* What is asked
Quote all of the data below exactly, please.

───

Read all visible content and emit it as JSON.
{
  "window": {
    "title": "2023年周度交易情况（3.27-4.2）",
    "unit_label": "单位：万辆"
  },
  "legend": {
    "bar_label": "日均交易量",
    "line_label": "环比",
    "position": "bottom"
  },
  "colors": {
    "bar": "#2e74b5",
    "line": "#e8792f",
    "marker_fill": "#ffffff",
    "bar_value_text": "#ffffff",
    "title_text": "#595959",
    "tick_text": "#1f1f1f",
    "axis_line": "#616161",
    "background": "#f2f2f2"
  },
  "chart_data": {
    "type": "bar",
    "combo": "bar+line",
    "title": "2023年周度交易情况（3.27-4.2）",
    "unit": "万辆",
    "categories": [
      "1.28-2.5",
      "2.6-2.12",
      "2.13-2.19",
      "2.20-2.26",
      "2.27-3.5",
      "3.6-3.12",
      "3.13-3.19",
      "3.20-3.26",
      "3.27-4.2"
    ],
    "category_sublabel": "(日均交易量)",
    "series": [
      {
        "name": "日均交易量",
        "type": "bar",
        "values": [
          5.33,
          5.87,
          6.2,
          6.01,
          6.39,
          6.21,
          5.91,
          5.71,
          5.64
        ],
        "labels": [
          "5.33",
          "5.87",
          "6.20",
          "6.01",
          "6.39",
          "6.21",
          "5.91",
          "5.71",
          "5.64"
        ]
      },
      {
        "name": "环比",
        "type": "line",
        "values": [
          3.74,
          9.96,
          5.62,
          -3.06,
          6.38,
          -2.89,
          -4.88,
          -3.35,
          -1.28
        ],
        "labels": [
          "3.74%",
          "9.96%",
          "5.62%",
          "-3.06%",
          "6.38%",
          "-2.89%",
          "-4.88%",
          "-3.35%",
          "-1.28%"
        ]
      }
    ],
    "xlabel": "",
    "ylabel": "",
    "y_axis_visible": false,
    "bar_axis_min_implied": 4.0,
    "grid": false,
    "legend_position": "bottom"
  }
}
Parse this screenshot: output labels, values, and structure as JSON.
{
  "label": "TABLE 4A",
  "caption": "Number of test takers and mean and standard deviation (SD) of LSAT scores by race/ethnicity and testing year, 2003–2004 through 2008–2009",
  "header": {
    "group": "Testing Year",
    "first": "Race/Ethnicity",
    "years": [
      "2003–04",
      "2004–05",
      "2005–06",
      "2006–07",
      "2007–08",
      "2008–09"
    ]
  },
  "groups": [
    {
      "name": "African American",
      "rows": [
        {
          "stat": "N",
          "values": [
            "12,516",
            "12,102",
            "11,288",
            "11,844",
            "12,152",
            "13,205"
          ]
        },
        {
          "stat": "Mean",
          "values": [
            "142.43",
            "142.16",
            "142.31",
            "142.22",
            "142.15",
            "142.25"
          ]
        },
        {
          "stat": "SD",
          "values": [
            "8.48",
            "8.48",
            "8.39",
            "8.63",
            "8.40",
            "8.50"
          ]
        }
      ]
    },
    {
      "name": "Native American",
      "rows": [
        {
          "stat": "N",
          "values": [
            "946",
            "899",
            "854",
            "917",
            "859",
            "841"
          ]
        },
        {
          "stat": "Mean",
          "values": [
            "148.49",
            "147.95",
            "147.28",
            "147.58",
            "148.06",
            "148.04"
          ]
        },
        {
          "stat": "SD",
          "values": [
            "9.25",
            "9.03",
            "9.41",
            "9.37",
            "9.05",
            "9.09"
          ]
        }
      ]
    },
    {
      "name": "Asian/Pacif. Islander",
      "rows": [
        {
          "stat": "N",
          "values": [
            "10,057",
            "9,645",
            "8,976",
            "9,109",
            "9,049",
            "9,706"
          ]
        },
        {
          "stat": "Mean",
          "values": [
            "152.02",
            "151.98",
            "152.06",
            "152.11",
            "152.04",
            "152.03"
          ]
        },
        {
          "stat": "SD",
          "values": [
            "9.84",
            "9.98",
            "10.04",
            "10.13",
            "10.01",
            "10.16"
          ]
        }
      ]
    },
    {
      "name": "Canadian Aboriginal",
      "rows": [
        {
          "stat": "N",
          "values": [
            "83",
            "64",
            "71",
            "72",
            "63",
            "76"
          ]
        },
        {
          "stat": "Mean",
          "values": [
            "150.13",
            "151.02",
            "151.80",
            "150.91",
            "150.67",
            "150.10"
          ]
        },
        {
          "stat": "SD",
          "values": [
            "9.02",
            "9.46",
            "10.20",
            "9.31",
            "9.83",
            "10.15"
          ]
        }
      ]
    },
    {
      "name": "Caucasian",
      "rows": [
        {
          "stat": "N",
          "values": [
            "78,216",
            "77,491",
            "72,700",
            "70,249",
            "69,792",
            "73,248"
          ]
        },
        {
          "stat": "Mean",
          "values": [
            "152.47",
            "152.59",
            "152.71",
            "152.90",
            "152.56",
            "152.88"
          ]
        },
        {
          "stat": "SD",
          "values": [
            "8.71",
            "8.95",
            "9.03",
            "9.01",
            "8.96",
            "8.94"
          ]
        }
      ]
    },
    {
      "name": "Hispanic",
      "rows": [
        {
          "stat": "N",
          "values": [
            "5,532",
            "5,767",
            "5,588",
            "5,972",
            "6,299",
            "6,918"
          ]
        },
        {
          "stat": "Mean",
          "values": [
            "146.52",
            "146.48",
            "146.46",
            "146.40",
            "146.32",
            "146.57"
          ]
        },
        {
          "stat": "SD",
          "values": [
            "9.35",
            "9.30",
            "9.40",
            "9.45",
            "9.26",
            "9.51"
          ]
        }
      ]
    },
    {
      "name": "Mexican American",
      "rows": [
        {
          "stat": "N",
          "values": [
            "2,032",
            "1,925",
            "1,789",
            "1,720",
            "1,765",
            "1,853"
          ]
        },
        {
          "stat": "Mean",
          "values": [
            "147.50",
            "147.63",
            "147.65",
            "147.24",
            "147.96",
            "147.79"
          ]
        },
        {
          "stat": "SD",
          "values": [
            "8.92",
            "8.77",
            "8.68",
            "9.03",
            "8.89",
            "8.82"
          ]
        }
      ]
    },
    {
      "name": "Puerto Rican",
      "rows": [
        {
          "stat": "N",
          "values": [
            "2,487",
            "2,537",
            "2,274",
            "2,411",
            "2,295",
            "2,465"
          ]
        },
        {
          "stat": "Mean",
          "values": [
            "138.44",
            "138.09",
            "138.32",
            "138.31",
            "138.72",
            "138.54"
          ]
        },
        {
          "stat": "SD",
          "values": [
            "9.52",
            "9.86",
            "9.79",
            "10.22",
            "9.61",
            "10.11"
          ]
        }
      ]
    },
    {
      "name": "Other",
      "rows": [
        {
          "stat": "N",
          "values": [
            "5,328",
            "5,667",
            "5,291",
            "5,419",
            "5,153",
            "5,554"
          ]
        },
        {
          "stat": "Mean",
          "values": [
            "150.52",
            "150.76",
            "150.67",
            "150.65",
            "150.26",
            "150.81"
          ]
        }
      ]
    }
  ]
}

───

* Task output
Read all visible content and emit it as JSON.
{
  "window": {
    "title": "2023年周度交易情况（3.27-4.2）",
    "unit_label": "单位：万辆"
  },
  "legend": {
    "bar_label": "日均交易量",
    "line_label": "环比",
    "position": "bottom"
  },
  "colors": {
    "bar": "#2e74b5",
    "line": "#e8792f",
    "marker_fill": "#ffffff",
    "bar_value_text": "#ffffff",
    "title_text": "#595959",
    "tick_text": "#1f1f1f",
    "axis_line": "#616161",
    "background": "#f2f2f2"
  },
  "chart_data": {
    "type": "bar",
    "combo": "bar+line",
    "title": "2023年周度交易情况（3.27-4.2）",
    "unit": "万辆",
    "categories": [
      "1.28-2.5",
      "2.6-2.12",
      "2.13-2.19",
      "2.20-2.26",
      "2.27-3.5",
      "3.6-3.12",
      "3.13-3.19",
      "3.20-3.26",
      "3.27-4.2"
    ],
    "category_sublabel": "(日均交易量)",
    "series": [
      {
        "name": "日均交易量",
        "type": "bar",
        "values": [
          5.33,
          5.87,
          6.2,
          6.01,
          6.39,
          6.21,
          5.91,
          5.71,
          5.64
        ],
        "labels": [
          "5.33",
          "5.87",
          "6.20",
          "6.01",
          "6.39",
          "6.21",
          "5.91",
          "5.71",
          "5.64"
        ]
      },
      {
        "name": "环比",
        "type": "line",
        "values": [
          3.74,
          9.96,
          5.62,
          -3.06,
          6.38,
          -2.89,
          -4.88,
          -3.35,
          -1.28
        ],
        "labels": [
          "3.74%",
          "9.96%",
          "5.62%",
          "-3.06%",
          "6.38%",
          "-2.89%",
          "-4.88%",
          "-3.35%",
          "-1.28%"
        ]
      }
    ],
    "xlabel": "",
    "ylabel": "",
    "y_axis_visible": false,
    "bar_axis_min_implied": 4.0,
    "grid": false,
    "legend_position": "bottom"
  }
}
Parse this screenshot: output labels, values, and structure as JSON.
{
  "label": "TABLE 4A",
  "caption": "Number of test takers and mean and standard deviation (SD) of LSAT scores by race/ethnicity and testing year, 2003–2004 through 2008–2009",
  "header": {
    "group": "Testing Year",
    "first": "Race/Ethnicity",
    "years": [
      "2003–04",
      "2004–05",
      "2005–06",
      "2006–07",
      "2007–08",
      "2008–09"
    ]
  },
  "groups": [
    {
      "name": "African American",
      "rows": [
        {
          "stat": "N",
          "values": [
            "12,516",
            "12,102",
            "11,288",
            "11,844",
            "12,152",
            "13,205"
          ]
        },
        {
          "stat": "Mean",
          "values": [
            "142.43",
            "142.16",
            "142.31",
            "142.22",
            "142.15",
            "142.25"
          ]
        },
        {
          "stat": "SD",
          "values": [
            "8.48",
            "8.48",
            "8.39",
            "8.63",
            "8.40",
            "8.50"
          ]
        }
      ]
    },
    {
      "name": "Native American",
      "rows": [
        {
          "stat": "N",
          "values": [
            "946",
            "899",
            "854",
            "917",
            "859",
            "841"
          ]
        },
        {
          "stat": "Mean",
          "values": [
            "148.49",
            "147.95",
            "147.28",
            "147.58",
            "148.06",
            "148.04"
          ]
        },
        {
          "stat": "SD",
          "values": [
            "9.25",
            "9.03",
            "9.41",
            "9.37",
            "9.05",
            "9.09"
          ]
        }
      ]
    },
    {
      "name": "Asian/Pacif. Islander",
      "rows": [
        {
          "stat": "N",
          "values": [
            "10,057",
            "9,645",
            "8,976",
            "9,109",
            "9,049",
            "9,706"
          ]
        },
        {
          "stat": "Mean",
          "values": [
            "152.02",
            "151.98",
            "152.06",
            "152.11",
            "152.04",
            "152.03"
          ]
        },
        {
          "stat": "SD",
          "values": [
            "9.84",
            "9.98",
            "10.04",
            "10.13",
            "10.01",
            "10.16"
          ]
        }
      ]
    },
    {
      "name": "Canadian Aboriginal",
      "rows": [
        {
          "stat": "N",
          "values": [
            "83",
            "64",
            "71",
            "72",
            "63",
            "76"
          ]
        },
        {
          "stat": "Mean",
          "values": [
            "150.13",
            "151.02",
            "151.80",
            "150.91",
            "150.67",
            "150.10"
          ]
        },
        {
          "stat": "SD",
          "values": [
            "9.02",
            "9.46",
            "10.20",
            "9.31",
            "9.83",
            "10.15"
          ]
        }
      ]
    },
    {
      "name": "Caucasian",
      "rows": [
        {
          "stat": "N",
          "values": [
            "78,216",
            "77,491",
            "72,700",
            "70,249",
            "69,792",
            "73,248"
          ]
        },
        {
          "stat": "Mean",
          "values": [
            "152.47",
            "152.59",
            "152.71",
            "152.90",
            "152.56",
            "152.88"
          ]
        },
        {
          "stat": "SD",
          "values": [
            "8.71",
            "8.95",
            "9.03",
            "9.01",
            "8.96",
            "8.94"
          ]
        }
      ]
    },
    {
      "name": "Hispanic",
      "rows": [
        {
          "stat": "N",
          "values": [
            "5,532",
            "5,767",
            "5,588",
            "5,972",
            "6,299",
            "6,918"
          ]
        },
        {
          "stat": "Mean",
          "values": [
            "146.52",
            "146.48",
            "146.46",
            "146.40",
            "146.32",
            "146.57"
          ]
        },
        {
          "stat": "SD",
          "values": [
            "9.35",
            "9.30",
            "9.40",
            "9.45",
            "9.26",
            "9.51"
          ]
        }
      ]
    },
    {
      "name": "Mexican American",
      "rows": [
        {
          "stat": "N",
          "values": [
            "2,032",
            "1,925",
            "1,789",
            "1,720",
            "1,765",
            "1,853"
          ]
        },
        {
          "stat": "Mean",
          "values": [
            "147.50",
            "147.63",
            "147.65",
            "147.24",
            "147.96",
            "147.79"
          ]
        },
        {
          "stat": "SD",
          "values": [
            "8.92",
            "8.77",
            "8.68",
            "9.03",
            "8.89",
            "8.82"
          ]
        }
      ]
    },
    {
      "name": "Puerto Rican",
      "rows": [
        {
          "stat": "N",
          "values": [
            "2,487",
            "2,537",
            "2,274",
            "2,411",
            "2,295",
            "2,465"
          ]
        },
        {
          "stat": "Mean",
          "values": [
            "138.44",
            "138.09",
            "138.32",
            "138.31",
            "138.72",
            "138.54"
          ]
        },
        {
          "stat": "SD",
          "values": [
            "9.52",
            "9.86",
            "9.79",
            "10.22",
            "9.61",
            "10.11"
          ]
        }
      ]
    },
    {
      "name": "Other",
      "rows": [
        {
          "stat": "N",
          "values": [
            "5,328",
            "5,667",
            "5,291",
            "5,419",
            "5,153",
            "5,554"
          ]
        },
        {
          "stat": "Mean",
          "values": [
            "150.52",
            "150.76",
            "150.67",
            "150.65",
            "150.26",
            "150.81"
          ]
        }
      ]
    }
  ]
}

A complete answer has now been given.